DO THIS: Tally every line featuring "punktów", then give that tally alone.

Items listed in a dataset:
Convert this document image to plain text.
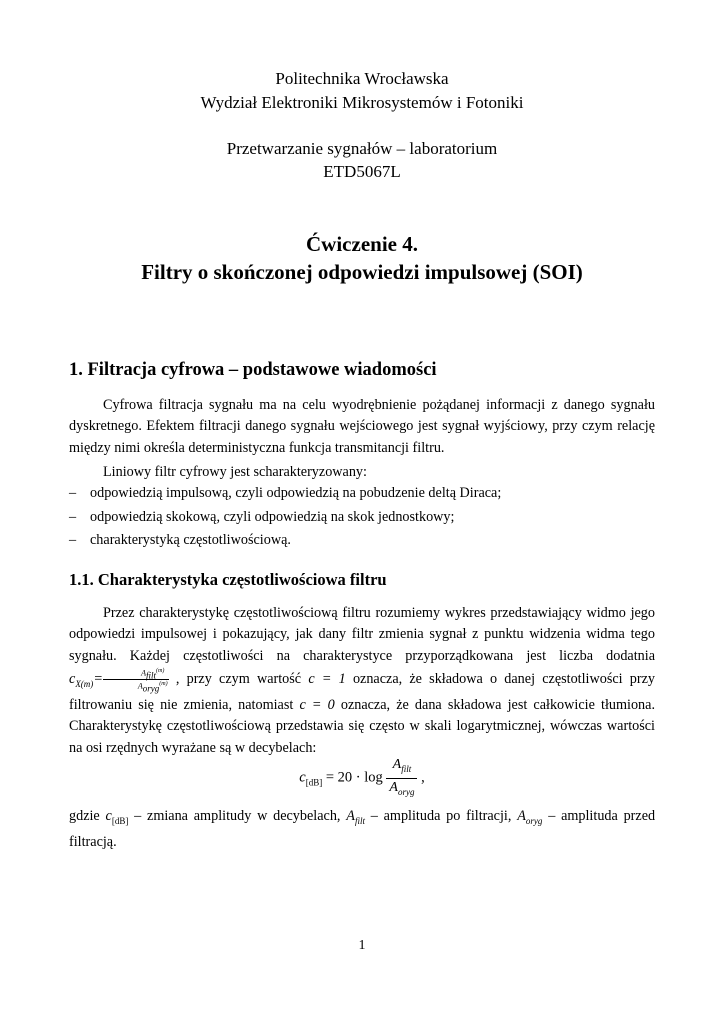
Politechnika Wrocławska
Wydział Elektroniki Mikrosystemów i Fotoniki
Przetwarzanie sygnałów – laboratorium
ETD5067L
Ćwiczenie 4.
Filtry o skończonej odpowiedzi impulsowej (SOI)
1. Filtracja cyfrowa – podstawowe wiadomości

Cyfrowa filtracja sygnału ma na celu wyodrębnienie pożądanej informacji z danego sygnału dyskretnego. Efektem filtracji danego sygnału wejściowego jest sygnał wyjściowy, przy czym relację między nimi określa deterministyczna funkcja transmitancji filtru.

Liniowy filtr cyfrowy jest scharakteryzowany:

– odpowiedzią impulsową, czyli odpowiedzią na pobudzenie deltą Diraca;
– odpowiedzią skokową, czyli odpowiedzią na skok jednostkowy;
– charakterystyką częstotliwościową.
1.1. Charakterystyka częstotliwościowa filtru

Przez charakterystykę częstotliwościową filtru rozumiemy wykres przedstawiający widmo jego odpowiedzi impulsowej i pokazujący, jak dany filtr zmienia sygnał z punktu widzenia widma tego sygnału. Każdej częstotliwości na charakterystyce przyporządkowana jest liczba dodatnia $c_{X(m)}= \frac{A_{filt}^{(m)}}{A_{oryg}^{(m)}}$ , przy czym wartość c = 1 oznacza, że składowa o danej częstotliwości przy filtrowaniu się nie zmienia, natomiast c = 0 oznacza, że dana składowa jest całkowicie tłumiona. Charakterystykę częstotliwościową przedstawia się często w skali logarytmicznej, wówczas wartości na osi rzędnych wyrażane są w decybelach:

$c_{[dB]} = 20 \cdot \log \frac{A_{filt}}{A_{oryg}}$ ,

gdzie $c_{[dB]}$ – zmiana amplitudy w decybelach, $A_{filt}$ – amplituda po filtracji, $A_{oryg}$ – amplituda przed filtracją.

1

--

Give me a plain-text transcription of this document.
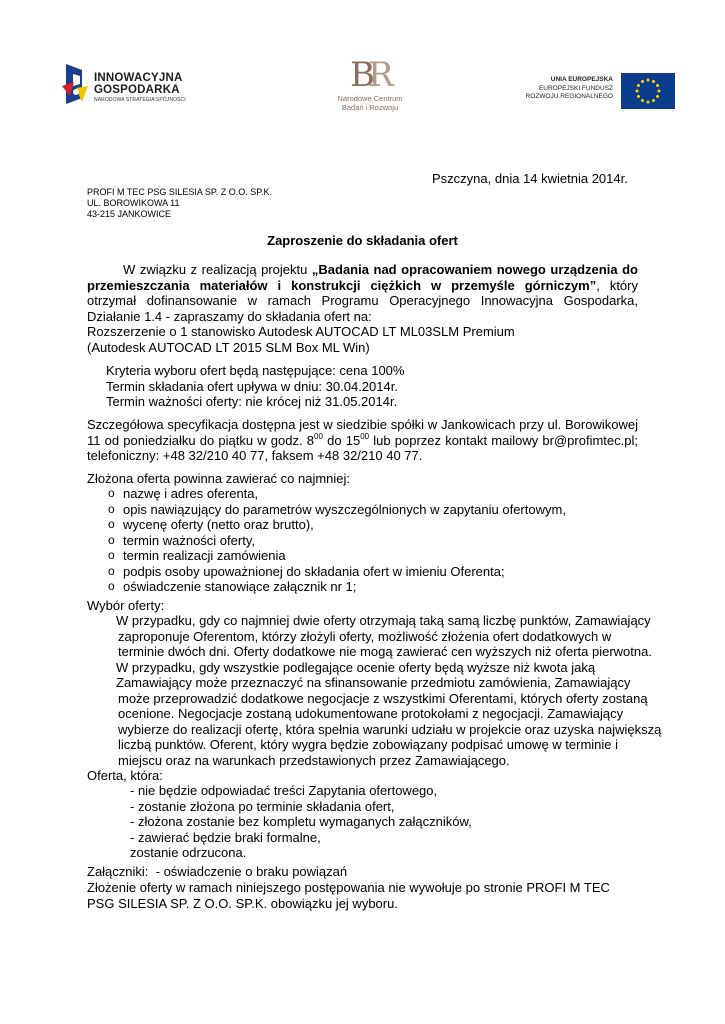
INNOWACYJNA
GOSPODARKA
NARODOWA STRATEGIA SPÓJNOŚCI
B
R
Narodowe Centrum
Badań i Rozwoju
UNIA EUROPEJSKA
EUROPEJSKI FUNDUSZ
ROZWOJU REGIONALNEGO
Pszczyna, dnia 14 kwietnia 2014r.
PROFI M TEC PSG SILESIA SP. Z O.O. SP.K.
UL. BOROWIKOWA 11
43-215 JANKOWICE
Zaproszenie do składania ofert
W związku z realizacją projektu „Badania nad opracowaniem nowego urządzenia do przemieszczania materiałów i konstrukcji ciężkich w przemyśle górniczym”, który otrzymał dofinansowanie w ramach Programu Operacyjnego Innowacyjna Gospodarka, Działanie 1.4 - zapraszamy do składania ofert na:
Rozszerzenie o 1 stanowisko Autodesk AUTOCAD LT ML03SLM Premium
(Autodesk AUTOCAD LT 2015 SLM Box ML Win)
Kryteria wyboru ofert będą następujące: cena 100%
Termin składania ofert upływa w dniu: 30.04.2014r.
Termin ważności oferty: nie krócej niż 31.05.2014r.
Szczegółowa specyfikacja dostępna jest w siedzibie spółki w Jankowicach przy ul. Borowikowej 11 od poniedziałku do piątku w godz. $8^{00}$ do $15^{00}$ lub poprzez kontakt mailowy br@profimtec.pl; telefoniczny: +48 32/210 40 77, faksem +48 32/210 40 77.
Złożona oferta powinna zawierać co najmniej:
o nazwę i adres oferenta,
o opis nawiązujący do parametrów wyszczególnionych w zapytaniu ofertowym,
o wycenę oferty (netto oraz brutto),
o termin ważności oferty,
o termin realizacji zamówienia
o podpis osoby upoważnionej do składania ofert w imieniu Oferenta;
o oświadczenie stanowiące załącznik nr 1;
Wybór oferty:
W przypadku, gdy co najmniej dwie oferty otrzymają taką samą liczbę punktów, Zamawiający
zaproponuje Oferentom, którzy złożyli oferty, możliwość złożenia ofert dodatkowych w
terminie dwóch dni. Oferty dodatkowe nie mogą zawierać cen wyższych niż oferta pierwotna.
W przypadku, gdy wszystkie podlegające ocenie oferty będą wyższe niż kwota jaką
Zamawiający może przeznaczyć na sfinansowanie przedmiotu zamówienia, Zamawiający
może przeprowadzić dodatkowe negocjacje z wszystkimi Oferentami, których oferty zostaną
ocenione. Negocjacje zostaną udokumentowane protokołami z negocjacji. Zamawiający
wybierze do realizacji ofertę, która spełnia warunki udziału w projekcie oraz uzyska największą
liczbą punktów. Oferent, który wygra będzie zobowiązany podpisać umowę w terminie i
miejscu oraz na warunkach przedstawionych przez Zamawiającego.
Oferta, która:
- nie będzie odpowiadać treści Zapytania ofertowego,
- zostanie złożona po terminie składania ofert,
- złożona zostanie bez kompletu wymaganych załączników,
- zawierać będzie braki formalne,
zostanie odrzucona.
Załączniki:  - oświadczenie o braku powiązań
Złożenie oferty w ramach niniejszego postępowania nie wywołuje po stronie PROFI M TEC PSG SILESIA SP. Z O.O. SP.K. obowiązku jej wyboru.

---

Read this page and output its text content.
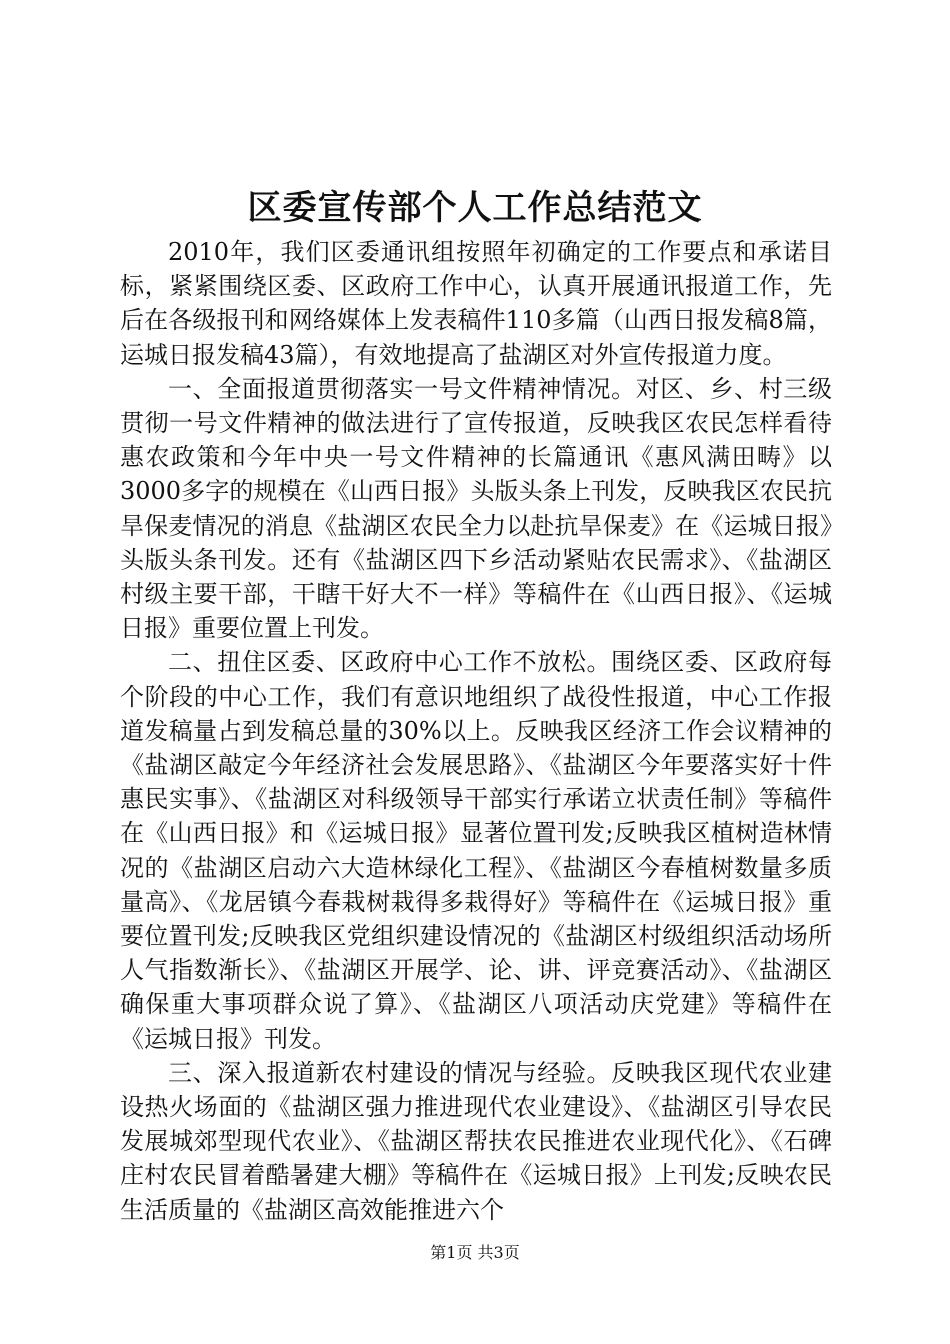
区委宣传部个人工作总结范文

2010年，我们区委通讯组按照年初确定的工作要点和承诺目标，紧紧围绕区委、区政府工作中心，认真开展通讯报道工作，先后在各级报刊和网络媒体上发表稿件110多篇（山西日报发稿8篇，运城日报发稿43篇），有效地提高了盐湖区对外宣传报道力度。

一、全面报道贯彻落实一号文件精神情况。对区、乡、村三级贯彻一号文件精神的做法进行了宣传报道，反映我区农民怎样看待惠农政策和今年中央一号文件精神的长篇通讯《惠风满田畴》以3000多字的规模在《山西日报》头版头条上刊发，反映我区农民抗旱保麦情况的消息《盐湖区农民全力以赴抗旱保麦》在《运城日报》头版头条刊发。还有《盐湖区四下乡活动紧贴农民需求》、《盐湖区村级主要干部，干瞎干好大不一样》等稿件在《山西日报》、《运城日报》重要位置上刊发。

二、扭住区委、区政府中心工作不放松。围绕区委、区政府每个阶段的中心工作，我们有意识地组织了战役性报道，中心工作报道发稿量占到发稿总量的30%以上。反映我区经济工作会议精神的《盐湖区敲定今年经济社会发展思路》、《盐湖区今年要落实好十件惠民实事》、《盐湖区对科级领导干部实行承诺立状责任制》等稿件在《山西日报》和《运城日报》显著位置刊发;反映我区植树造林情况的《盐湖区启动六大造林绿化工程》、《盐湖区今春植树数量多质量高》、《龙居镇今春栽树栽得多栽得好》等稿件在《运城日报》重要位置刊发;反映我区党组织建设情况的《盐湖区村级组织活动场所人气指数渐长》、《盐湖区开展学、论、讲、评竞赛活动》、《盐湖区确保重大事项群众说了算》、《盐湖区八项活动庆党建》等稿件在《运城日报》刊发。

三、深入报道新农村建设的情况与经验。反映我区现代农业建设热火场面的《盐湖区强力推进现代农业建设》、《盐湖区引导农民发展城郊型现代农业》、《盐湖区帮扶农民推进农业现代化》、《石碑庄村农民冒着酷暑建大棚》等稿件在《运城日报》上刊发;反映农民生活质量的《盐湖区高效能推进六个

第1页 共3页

OUTPUT FOR THIS TASK: 2